[Collected data]
▶

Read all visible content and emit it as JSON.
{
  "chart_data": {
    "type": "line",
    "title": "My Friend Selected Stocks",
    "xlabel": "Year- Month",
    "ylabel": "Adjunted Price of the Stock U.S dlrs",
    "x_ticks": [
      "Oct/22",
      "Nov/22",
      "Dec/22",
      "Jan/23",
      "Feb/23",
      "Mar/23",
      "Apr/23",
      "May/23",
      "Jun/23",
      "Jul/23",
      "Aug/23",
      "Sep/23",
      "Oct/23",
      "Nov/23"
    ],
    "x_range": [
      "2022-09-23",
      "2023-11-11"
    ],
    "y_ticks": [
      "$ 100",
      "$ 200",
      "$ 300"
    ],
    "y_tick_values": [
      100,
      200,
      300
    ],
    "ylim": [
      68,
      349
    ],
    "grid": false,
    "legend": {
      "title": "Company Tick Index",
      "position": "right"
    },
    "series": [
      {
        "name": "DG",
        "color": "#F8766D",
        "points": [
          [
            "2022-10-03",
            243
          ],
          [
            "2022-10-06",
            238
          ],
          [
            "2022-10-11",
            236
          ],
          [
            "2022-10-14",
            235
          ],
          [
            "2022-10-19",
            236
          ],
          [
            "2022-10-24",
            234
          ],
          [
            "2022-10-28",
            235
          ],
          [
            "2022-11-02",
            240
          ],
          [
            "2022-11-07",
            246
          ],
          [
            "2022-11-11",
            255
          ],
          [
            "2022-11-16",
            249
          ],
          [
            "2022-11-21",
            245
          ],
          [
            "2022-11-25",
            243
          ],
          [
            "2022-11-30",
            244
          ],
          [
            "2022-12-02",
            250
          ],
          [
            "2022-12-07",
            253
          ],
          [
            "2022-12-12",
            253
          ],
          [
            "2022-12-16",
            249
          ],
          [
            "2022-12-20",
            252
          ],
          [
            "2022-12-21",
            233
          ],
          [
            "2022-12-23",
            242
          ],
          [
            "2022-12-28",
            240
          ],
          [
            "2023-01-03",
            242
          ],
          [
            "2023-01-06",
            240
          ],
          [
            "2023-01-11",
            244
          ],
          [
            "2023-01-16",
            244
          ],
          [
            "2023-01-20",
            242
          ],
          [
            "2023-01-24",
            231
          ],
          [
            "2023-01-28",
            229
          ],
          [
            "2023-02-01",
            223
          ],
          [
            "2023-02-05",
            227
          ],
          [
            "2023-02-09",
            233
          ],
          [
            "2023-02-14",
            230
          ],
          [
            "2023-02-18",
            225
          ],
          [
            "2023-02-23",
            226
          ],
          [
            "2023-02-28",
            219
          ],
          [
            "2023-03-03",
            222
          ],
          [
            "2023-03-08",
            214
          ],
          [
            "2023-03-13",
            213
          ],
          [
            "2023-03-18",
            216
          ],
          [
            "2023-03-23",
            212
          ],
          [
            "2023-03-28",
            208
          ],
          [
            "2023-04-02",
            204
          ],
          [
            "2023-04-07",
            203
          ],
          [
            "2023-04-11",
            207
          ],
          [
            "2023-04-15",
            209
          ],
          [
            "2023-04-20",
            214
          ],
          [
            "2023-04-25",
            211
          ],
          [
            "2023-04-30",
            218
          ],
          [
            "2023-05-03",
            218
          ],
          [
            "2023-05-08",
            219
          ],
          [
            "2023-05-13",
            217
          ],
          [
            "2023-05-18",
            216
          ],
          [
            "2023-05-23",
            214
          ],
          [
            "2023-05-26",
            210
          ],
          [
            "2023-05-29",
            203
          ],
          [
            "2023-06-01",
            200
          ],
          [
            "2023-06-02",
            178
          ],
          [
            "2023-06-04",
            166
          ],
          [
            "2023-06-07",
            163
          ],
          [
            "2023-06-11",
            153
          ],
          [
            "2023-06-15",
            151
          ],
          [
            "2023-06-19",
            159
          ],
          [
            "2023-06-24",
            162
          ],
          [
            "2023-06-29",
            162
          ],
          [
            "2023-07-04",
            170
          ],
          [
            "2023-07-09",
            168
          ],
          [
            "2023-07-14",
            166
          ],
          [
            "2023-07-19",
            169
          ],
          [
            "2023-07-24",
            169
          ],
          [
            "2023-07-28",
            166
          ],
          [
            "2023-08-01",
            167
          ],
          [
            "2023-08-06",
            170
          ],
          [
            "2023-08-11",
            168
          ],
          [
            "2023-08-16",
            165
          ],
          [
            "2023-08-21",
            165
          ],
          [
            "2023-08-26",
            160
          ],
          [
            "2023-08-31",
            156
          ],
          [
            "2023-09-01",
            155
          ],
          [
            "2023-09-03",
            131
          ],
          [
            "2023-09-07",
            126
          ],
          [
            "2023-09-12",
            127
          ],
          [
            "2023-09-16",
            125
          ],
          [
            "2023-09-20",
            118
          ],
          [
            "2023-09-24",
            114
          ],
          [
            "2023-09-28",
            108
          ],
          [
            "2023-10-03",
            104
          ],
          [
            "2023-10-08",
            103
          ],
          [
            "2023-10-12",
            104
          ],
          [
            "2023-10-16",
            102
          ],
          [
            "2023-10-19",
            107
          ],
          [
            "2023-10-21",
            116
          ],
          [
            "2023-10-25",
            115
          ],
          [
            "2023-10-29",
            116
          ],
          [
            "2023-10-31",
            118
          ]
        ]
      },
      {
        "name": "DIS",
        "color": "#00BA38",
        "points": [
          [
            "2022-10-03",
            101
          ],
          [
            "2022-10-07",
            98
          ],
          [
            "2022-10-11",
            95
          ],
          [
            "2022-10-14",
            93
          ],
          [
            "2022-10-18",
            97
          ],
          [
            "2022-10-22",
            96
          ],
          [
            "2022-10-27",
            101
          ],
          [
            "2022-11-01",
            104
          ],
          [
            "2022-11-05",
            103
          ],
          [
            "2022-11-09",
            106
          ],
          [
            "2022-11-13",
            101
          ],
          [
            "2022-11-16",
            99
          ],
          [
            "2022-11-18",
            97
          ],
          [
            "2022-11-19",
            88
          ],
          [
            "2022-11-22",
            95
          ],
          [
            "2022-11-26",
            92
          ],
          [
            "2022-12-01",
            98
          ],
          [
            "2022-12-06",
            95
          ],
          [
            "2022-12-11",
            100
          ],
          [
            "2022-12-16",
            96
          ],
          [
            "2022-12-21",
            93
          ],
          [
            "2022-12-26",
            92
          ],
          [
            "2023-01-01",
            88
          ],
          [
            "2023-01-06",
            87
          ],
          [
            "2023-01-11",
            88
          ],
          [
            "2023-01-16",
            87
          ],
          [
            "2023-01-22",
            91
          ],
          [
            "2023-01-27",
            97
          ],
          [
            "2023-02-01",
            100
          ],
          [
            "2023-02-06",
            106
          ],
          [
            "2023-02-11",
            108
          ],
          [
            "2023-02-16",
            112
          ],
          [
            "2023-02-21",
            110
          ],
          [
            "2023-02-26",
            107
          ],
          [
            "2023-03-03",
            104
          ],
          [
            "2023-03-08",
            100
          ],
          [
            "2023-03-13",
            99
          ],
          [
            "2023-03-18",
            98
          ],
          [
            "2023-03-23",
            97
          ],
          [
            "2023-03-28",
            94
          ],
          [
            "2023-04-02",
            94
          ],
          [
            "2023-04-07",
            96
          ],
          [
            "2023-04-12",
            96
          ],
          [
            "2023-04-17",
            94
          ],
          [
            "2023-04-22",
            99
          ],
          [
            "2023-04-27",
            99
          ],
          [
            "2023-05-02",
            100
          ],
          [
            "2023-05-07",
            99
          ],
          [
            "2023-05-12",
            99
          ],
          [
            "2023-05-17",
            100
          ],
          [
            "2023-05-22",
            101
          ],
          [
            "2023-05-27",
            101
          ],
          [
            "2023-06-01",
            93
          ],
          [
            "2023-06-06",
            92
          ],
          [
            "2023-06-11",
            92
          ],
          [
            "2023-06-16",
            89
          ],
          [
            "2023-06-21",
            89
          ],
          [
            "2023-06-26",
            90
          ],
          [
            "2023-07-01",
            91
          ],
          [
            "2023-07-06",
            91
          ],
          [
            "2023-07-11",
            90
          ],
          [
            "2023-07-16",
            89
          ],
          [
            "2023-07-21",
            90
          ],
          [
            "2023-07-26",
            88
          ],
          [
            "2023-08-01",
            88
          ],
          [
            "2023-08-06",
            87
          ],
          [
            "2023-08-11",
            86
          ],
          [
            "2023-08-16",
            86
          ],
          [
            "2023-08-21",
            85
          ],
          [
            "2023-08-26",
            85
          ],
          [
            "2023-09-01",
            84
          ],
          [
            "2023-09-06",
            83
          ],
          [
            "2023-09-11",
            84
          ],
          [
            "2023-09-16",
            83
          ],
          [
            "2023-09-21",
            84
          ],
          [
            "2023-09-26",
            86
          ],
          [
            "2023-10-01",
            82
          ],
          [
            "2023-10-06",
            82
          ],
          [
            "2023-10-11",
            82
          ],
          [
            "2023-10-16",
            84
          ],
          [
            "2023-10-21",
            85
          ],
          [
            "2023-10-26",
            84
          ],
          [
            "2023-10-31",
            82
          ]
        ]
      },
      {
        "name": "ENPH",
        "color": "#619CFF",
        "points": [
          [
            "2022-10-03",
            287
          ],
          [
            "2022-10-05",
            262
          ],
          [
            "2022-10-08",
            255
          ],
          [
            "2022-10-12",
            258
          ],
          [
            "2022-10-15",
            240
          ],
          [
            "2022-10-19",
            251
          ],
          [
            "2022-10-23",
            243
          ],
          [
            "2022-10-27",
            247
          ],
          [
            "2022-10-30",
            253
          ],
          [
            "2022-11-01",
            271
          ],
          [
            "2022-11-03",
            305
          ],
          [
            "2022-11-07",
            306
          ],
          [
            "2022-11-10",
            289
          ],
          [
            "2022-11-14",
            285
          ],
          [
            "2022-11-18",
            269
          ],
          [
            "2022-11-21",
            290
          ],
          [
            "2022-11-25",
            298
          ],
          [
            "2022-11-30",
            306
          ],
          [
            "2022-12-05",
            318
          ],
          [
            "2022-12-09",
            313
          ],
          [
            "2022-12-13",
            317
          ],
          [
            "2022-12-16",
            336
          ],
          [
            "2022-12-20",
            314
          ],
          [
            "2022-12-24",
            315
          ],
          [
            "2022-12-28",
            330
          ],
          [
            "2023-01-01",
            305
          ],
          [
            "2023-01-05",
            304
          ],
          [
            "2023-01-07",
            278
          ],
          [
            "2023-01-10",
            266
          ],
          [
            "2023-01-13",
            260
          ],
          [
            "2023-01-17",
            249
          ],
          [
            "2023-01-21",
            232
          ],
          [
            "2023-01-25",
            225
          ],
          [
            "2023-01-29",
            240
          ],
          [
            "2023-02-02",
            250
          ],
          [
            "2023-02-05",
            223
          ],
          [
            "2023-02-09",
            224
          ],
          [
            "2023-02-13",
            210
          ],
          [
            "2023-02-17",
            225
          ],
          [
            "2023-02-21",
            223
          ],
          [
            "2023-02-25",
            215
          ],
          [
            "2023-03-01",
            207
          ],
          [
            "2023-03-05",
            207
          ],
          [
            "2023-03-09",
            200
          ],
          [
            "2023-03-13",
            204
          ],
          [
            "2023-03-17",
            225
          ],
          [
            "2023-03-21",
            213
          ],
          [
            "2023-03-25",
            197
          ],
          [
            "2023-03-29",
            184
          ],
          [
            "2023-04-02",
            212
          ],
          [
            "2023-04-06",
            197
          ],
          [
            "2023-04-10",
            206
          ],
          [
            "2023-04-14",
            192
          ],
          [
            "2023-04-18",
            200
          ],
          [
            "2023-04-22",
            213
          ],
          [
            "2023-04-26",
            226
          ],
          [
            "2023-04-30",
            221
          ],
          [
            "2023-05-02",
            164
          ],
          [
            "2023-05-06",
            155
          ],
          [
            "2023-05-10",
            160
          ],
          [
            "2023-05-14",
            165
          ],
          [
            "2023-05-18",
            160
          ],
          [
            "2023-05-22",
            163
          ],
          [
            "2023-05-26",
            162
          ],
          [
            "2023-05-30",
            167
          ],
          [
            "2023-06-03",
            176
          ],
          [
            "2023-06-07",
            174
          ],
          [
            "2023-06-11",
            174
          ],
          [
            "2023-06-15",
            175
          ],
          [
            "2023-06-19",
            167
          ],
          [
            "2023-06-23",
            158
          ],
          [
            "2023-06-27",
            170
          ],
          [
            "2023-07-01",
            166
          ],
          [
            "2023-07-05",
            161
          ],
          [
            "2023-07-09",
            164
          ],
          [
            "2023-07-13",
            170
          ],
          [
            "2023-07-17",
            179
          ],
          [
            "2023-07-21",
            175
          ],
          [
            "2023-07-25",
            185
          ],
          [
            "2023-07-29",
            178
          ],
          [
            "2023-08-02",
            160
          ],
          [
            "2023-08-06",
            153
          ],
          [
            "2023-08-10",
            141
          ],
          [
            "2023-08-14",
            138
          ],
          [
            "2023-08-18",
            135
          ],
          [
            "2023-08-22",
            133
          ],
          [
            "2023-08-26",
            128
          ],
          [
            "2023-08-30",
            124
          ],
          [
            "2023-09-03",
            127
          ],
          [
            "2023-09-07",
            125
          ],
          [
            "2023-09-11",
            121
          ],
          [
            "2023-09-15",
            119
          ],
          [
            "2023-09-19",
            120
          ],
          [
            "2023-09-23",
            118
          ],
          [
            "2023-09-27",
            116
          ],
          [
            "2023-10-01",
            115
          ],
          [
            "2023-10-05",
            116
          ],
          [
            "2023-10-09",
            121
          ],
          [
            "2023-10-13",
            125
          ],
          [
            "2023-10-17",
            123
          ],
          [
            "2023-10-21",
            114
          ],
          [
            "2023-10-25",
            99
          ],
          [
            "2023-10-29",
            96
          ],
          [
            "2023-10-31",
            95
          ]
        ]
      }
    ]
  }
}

◀

• Task instructions: Which lines include the word "title"? Copy every one of them.

• The response:
    "title": "My Friend Selected Stocks",
      "title": "Company Tick Index",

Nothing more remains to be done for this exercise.